• [STATED EXERCISE]: Below are records to transcribe exactly, without their pictures.

• [EXCERPTED DATA]:
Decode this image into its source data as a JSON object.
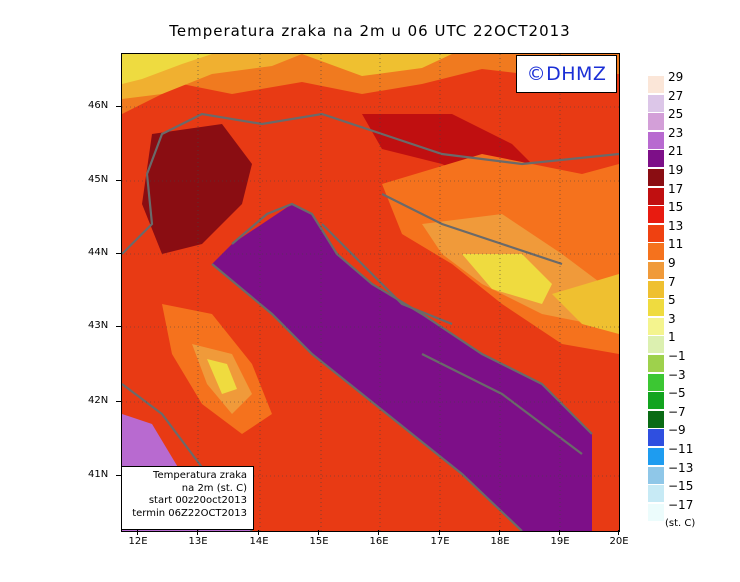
{
  "title": "Temperatura zraka na 2m u 06 UTC 22OCT2013",
  "logo": "©DHMZ",
  "info": {
    "line1": "Temperatura zraka",
    "line2": "na 2m (st. C)",
    "line3": "start 00z20oct2013",
    "line4": "termin 06Z22OCT2013"
  },
  "axes": {
    "lat_labels": [
      "46N",
      "45N",
      "44N",
      "43N",
      "42N",
      "41N"
    ],
    "lon_labels": [
      "12E",
      "13E",
      "14E",
      "15E",
      "16E",
      "17E",
      "18E",
      "19E",
      "20E"
    ]
  },
  "legend": {
    "unit": "(st. C)",
    "labels": [
      "29",
      "27",
      "25",
      "23",
      "21",
      "19",
      "17",
      "15",
      "13",
      "11",
      "9",
      "7",
      "5",
      "3",
      "1",
      "−1",
      "−3",
      "−5",
      "−7",
      "−9",
      "−11",
      "−13",
      "−15",
      "−17"
    ],
    "colors": [
      "#fbe6d8",
      "#dcc6e8",
      "#d39fd8",
      "#b86ad0",
      "#7d0f88",
      "#8a0d12",
      "#c00f10",
      "#e81b10",
      "#ef4111",
      "#f5721d",
      "#f09a3a",
      "#efc030",
      "#efdb3f",
      "#f4f48e",
      "#dcf0b0",
      "#9ed14c",
      "#3cc733",
      "#12a41f",
      "#0a6b15",
      "#2f4fe0",
      "#1e9cf0",
      "#8fc7e8",
      "#c7eaf5",
      "#ecfcfc"
    ]
  }
}
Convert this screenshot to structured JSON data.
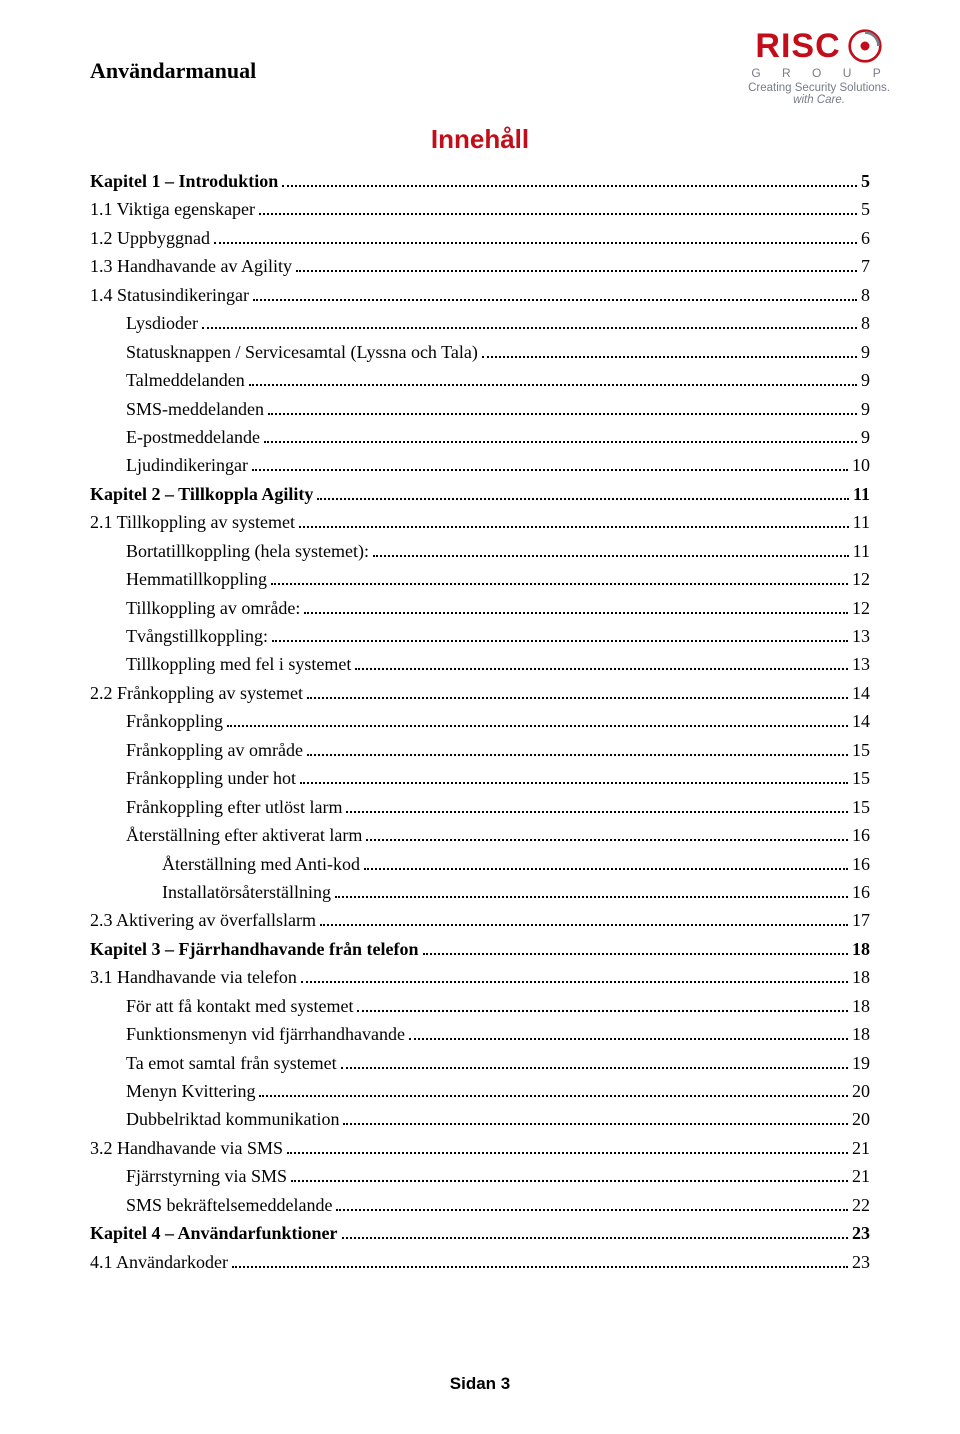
{
  "colors": {
    "brand_red": "#c10e1a",
    "brand_grey": "#777c88",
    "text": "#000000",
    "background": "#ffffff"
  },
  "typography": {
    "body_font": "Book Antiqua / Palatino serif",
    "body_size_pt": 13,
    "heading_font": "Arial bold",
    "toc_title_size_pt": 19,
    "header_title_size_pt": 16
  },
  "header": {
    "title": "Användarmanual"
  },
  "logo": {
    "brand": "RISC",
    "group": "G R O U P",
    "tagline_plain": "Creating Security Solutions.",
    "tagline_italic": "with Care."
  },
  "toc": {
    "title": "Innehåll",
    "dot_style": "dotted",
    "entries": [
      {
        "label": "Kapitel 1 – Introduktion",
        "page": "5",
        "level": 0
      },
      {
        "label": "1.1 Viktiga egenskaper",
        "page": "5",
        "level": 1
      },
      {
        "label": "1.2 Uppbyggnad",
        "page": "6",
        "level": 1
      },
      {
        "label": "1.3 Handhavande av Agility",
        "page": "7",
        "level": 1
      },
      {
        "label": "1.4 Statusindikeringar",
        "page": "8",
        "level": 1
      },
      {
        "label": "Lysdioder",
        "page": "8",
        "level": 2
      },
      {
        "label": "Statusknappen / Servicesamtal (Lyssna och Tala)",
        "page": "9",
        "level": 2
      },
      {
        "label": "Talmeddelanden",
        "page": "9",
        "level": 2
      },
      {
        "label": "SMS-meddelanden",
        "page": "9",
        "level": 2
      },
      {
        "label": "E-postmeddelande",
        "page": "9",
        "level": 2
      },
      {
        "label": "Ljudindikeringar",
        "page": "10",
        "level": 2
      },
      {
        "label": "Kapitel 2 – Tillkoppla Agility",
        "page": "11",
        "level": 0
      },
      {
        "label": "2.1 Tillkoppling av systemet",
        "page": "11",
        "level": 1
      },
      {
        "label": "Bortatillkoppling (hela systemet):",
        "page": "11",
        "level": 2
      },
      {
        "label": "Hemmatillkoppling",
        "page": "12",
        "level": 2
      },
      {
        "label": "Tillkoppling av område:",
        "page": "12",
        "level": 2
      },
      {
        "label": "Tvångstillkoppling:",
        "page": "13",
        "level": 2
      },
      {
        "label": "Tillkoppling med fel i systemet",
        "page": "13",
        "level": 2
      },
      {
        "label": "2.2 Frånkoppling av systemet",
        "page": "14",
        "level": 1
      },
      {
        "label": "Frånkoppling",
        "page": "14",
        "level": 2
      },
      {
        "label": "Frånkoppling av område",
        "page": "15",
        "level": 2
      },
      {
        "label": "Frånkoppling under hot",
        "page": "15",
        "level": 2
      },
      {
        "label": "Frånkoppling efter utlöst larm",
        "page": "15",
        "level": 2
      },
      {
        "label": "Återställning efter aktiverat larm",
        "page": "16",
        "level": 2
      },
      {
        "label": "Återställning med Anti-kod",
        "page": "16",
        "level": 3
      },
      {
        "label": "Installatörsåterställning",
        "page": "16",
        "level": 3
      },
      {
        "label": "2.3 Aktivering av överfallslarm",
        "page": "17",
        "level": 1
      },
      {
        "label": "Kapitel 3 – Fjärrhandhavande från telefon",
        "page": "18",
        "level": 0
      },
      {
        "label": "3.1 Handhavande via telefon",
        "page": "18",
        "level": 1
      },
      {
        "label": "För att få kontakt med systemet",
        "page": "18",
        "level": 2
      },
      {
        "label": "Funktionsmenyn vid fjärrhandhavande",
        "page": "18",
        "level": 2
      },
      {
        "label": "Ta emot samtal från systemet",
        "page": "19",
        "level": 2
      },
      {
        "label": "Menyn Kvittering",
        "page": "20",
        "level": 2
      },
      {
        "label": "Dubbelriktad kommunikation",
        "page": "20",
        "level": 2
      },
      {
        "label": "3.2 Handhavande via SMS",
        "page": "21",
        "level": 1
      },
      {
        "label": "Fjärrstyrning via SMS",
        "page": "21",
        "level": 2
      },
      {
        "label": "SMS bekräftelsemeddelande",
        "page": "22",
        "level": 2
      },
      {
        "label": "Kapitel 4 – Användarfunktioner",
        "page": "23",
        "level": 0
      },
      {
        "label": "4.1 Användarkoder",
        "page": "23",
        "level": 1
      }
    ]
  },
  "footer": {
    "text": "Sidan 3"
  }
}
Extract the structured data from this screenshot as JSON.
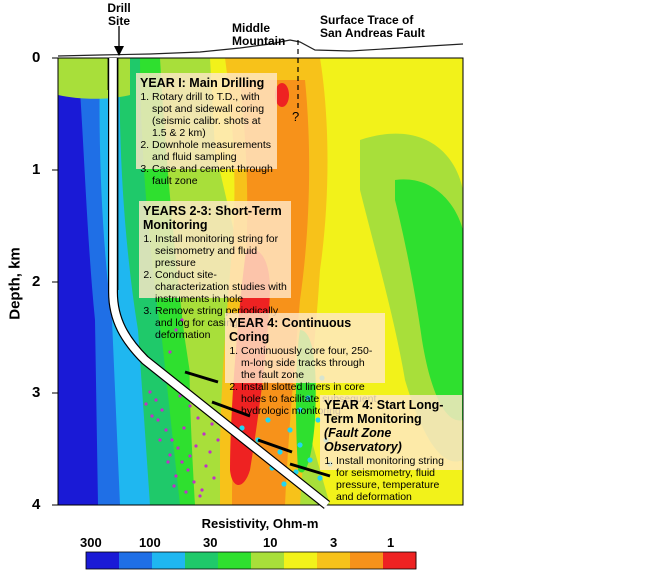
{
  "labels": {
    "drill_site": "Drill Site",
    "middle_mountain": "Middle Mountain",
    "surface_trace": "Surface Trace of San Andreas Fault",
    "question_mark": "?",
    "y_axis": "Depth, km",
    "colorbar_title": "Resistivity, Ohm-m"
  },
  "y_ticks": [
    "0",
    "1",
    "2",
    "3",
    "4"
  ],
  "colorbar": {
    "tick_labels": [
      "300",
      "100",
      "30",
      "10",
      "3",
      "1"
    ],
    "colors": [
      "#1a1ad6",
      "#1f6fe6",
      "#1fb7f0",
      "#1fc96a",
      "#2fe02f",
      "#a8df3a",
      "#f2f21a",
      "#f7c21a",
      "#f7921a",
      "#ee2222"
    ]
  },
  "boxes": {
    "year1": {
      "title": "YEAR I: Main Drilling",
      "items": [
        "Rotary drill to T.D., with spot and sidewall coring (seismic calibr. shots at 1.5 & 2 km)",
        "Downhole measurements and fluid sampling",
        "Case and cement through fault zone"
      ]
    },
    "year23": {
      "title": "YEARS 2-3: Short-Term Monitoring",
      "items": [
        "Install monitoring string for seismometry and fluid pressure",
        "Conduct site-characterization studies with instruments in hole",
        "Remove string periodically and log for casing deformation"
      ]
    },
    "year4a": {
      "title": "YEAR 4: Continuous Coring",
      "items": [
        "Continuously core four, 250-m-long side tracks through the fault zone",
        "Install slotted liners in core holes to facilitate subsequent hydrologic monitoring"
      ]
    },
    "year4b": {
      "title_a": "YEAR 4: Start Long-Term Monitoring",
      "title_b": "(Fault Zone Observatory)",
      "items": [
        "Install monitoring string for seismometry, fluid pressure, temperature and deformation"
      ]
    }
  }
}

• [TASK RESPONSE]:
Decode this image into its source data as a JSON object.
{
  "title": "Temperatura zraka na 2m u 06 UTC 22OCT2013",
  "logo": "©DHMZ",
  "info": {
    "line1": "Temperatura zraka",
    "line2": "na 2m (st. C)",
    "line3": "start 00z20oct2013",
    "line4": "termin 06Z22OCT2013"
  },
  "axes": {
    "lat_labels": [
      "46N",
      "45N",
      "44N",
      "43N",
      "42N",
      "41N"
    ],
    "lon_labels": [
      "12E",
      "13E",
      "14E",
      "15E",
      "16E",
      "17E",
      "18E",
      "19E",
      "20E"
    ]
  },
  "legend": {
    "unit": "(st. C)",
    "labels": [
      "29",
      "27",
      "25",
      "23",
      "21",
      "19",
      "17",
      "15",
      "13",
      "11",
      "9",
      "7",
      "5",
      "3",
      "1",
      "−1",
      "−3",
      "−5",
      "−7",
      "−9",
      "−11",
      "−13",
      "−15",
      "−17"
    ],
    "colors": [
      "#fbe6d8",
      "#dcc6e8",
      "#d39fd8",
      "#b86ad0",
      "#7d0f88",
      "#8a0d12",
      "#c00f10",
      "#e81b10",
      "#ef4111",
      "#f5721d",
      "#f09a3a",
      "#efc030",
      "#efdb3f",
      "#f4f48e",
      "#dcf0b0",
      "#9ed14c",
      "#3cc733",
      "#12a41f",
      "#0a6b15",
      "#2f4fe0",
      "#1e9cf0",
      "#8fc7e8",
      "#c7eaf5",
      "#ecfcfc"
    ]
  }
}
Convert this screenshot to structured JSON data.
{
  "colors": {
    "brand_red": "#c10e1a",
    "brand_grey": "#777c88",
    "text": "#000000",
    "background": "#ffffff"
  },
  "typography": {
    "body_font": "Book Antiqua / Palatino serif",
    "body_size_pt": 13,
    "heading_font": "Arial bold",
    "toc_title_size_pt": 19,
    "header_title_size_pt": 16
  },
  "header": {
    "title": "Användarmanual"
  },
  "logo": {
    "brand": "RISC",
    "group": "G R O U P",
    "tagline_plain": "Creating Security Solutions.",
    "tagline_italic": "with Care."
  },
  "toc": {
    "title": "Innehåll",
    "dot_style": "dotted",
    "entries": [
      {
        "label": "Kapitel 1 – Introduktion",
        "page": "5",
        "level": 0
      },
      {
        "label": "1.1 Viktiga egenskaper",
        "page": "5",
        "level": 1
      },
      {
        "label": "1.2 Uppbyggnad",
        "page": "6",
        "level": 1
      },
      {
        "label": "1.3 Handhavande av Agility",
        "page": "7",
        "level": 1
      },
      {
        "label": "1.4 Statusindikeringar",
        "page": "8",
        "level": 1
      },
      {
        "label": "Lysdioder",
        "page": "8",
        "level": 2
      },
      {
        "label": "Statusknappen / Servicesamtal (Lyssna och Tala)",
        "page": "9",
        "level": 2
      },
      {
        "label": "Talmeddelanden",
        "page": "9",
        "level": 2
      },
      {
        "label": "SMS-meddelanden",
        "page": "9",
        "level": 2
      },
      {
        "label": "E-postmeddelande",
        "page": "9",
        "level": 2
      },
      {
        "label": "Ljudindikeringar",
        "page": "10",
        "level": 2
      },
      {
        "label": "Kapitel 2 – Tillkoppla Agility",
        "page": "11",
        "level": 0
      },
      {
        "label": "2.1 Tillkoppling av systemet",
        "page": "11",
        "level": 1
      },
      {
        "label": "Bortatillkoppling (hela systemet):",
        "page": "11",
        "level": 2
      },
      {
        "label": "Hemmatillkoppling",
        "page": "12",
        "level": 2
      },
      {
        "label": "Tillkoppling av område:",
        "page": "12",
        "level": 2
      },
      {
        "label": "Tvångstillkoppling:",
        "page": "13",
        "level": 2
      },
      {
        "label": "Tillkoppling med fel i systemet",
        "page": "13",
        "level": 2
      },
      {
        "label": "2.2 Frånkoppling av systemet",
        "page": "14",
        "level": 1
      },
      {
        "label": "Frånkoppling",
        "page": "14",
        "level": 2
      },
      {
        "label": "Frånkoppling av område",
        "page": "15",
        "level": 2
      },
      {
        "label": "Frånkoppling under hot",
        "page": "15",
        "level": 2
      },
      {
        "label": "Frånkoppling efter utlöst larm",
        "page": "15",
        "level": 2
      },
      {
        "label": "Återställning efter aktiverat larm",
        "page": "16",
        "level": 2
      },
      {
        "label": "Återställning med Anti-kod",
        "page": "16",
        "level": 3
      },
      {
        "label": "Installatörsåterställning",
        "page": "16",
        "level": 3
      },
      {
        "label": "2.3 Aktivering av överfallslarm",
        "page": "17",
        "level": 1
      },
      {
        "label": "Kapitel 3 – Fjärrhandhavande från telefon",
        "page": "18",
        "level": 0
      },
      {
        "label": "3.1 Handhavande via telefon",
        "page": "18",
        "level": 1
      },
      {
        "label": "För att få kontakt med systemet",
        "page": "18",
        "level": 2
      },
      {
        "label": "Funktionsmenyn vid fjärrhandhavande",
        "page": "18",
        "level": 2
      },
      {
        "label": "Ta emot samtal från systemet",
        "page": "19",
        "level": 2
      },
      {
        "label": "Menyn Kvittering",
        "page": "20",
        "level": 2
      },
      {
        "label": "Dubbelriktad kommunikation",
        "page": "20",
        "level": 2
      },
      {
        "label": "3.2 Handhavande via SMS",
        "page": "21",
        "level": 1
      },
      {
        "label": "Fjärrstyrning via SMS",
        "page": "21",
        "level": 2
      },
      {
        "label": "SMS bekräftelsemeddelande",
        "page": "22",
        "level": 2
      },
      {
        "label": "Kapitel 4 – Användarfunktioner",
        "page": "23",
        "level": 0
      },
      {
        "label": "4.1 Användarkoder",
        "page": "23",
        "level": 1
      }
    ]
  },
  "footer": {
    "text": "Sidan 3"
  }
}
Extract the structured data from this screenshot as JSON.
{
  "labels": {
    "drill_site": "Drill Site",
    "middle_mountain": "Middle Mountain",
    "surface_trace": "Surface Trace of San Andreas Fault",
    "question_mark": "?",
    "y_axis": "Depth, km",
    "colorbar_title": "Resistivity, Ohm-m"
  },
  "y_ticks": [
    "0",
    "1",
    "2",
    "3",
    "4"
  ],
  "colorbar": {
    "tick_labels": [
      "300",
      "100",
      "30",
      "10",
      "3",
      "1"
    ],
    "colors": [
      "#1a1ad6",
      "#1f6fe6",
      "#1fb7f0",
      "#1fc96a",
      "#2fe02f",
      "#a8df3a",
      "#f2f21a",
      "#f7c21a",
      "#f7921a",
      "#ee2222"
    ]
  },
  "boxes": {
    "year1": {
      "title": "YEAR I: Main Drilling",
      "items": [
        "Rotary drill to T.D., with spot and sidewall coring (seismic calibr. shots at 1.5 & 2 km)",
        "Downhole measurements and fluid sampling",
        "Case and cement through fault zone"
      ]
    },
    "year23": {
      "title": "YEARS 2-3: Short-Term Monitoring",
      "items": [
        "Install monitoring string for seismometry and fluid pressure",
        "Conduct site-characterization studies with instruments in hole",
        "Remove string periodically and log for casing deformation"
      ]
    },
    "year4a": {
      "title": "YEAR 4: Continuous Coring",
      "items": [
        "Continuously core four, 250-m-long side tracks through the fault zone",
        "Install slotted liners in core holes to facilitate subsequent hydrologic monitoring"
      ]
    },
    "year4b": {
      "title_a": "YEAR 4: Start Long-Term Monitoring",
      "title_b": "(Fault Zone Observatory)",
      "items": [
        "Install monitoring string for seismometry, fluid pressure, temperature and deformation"
      ]
    }
  }
}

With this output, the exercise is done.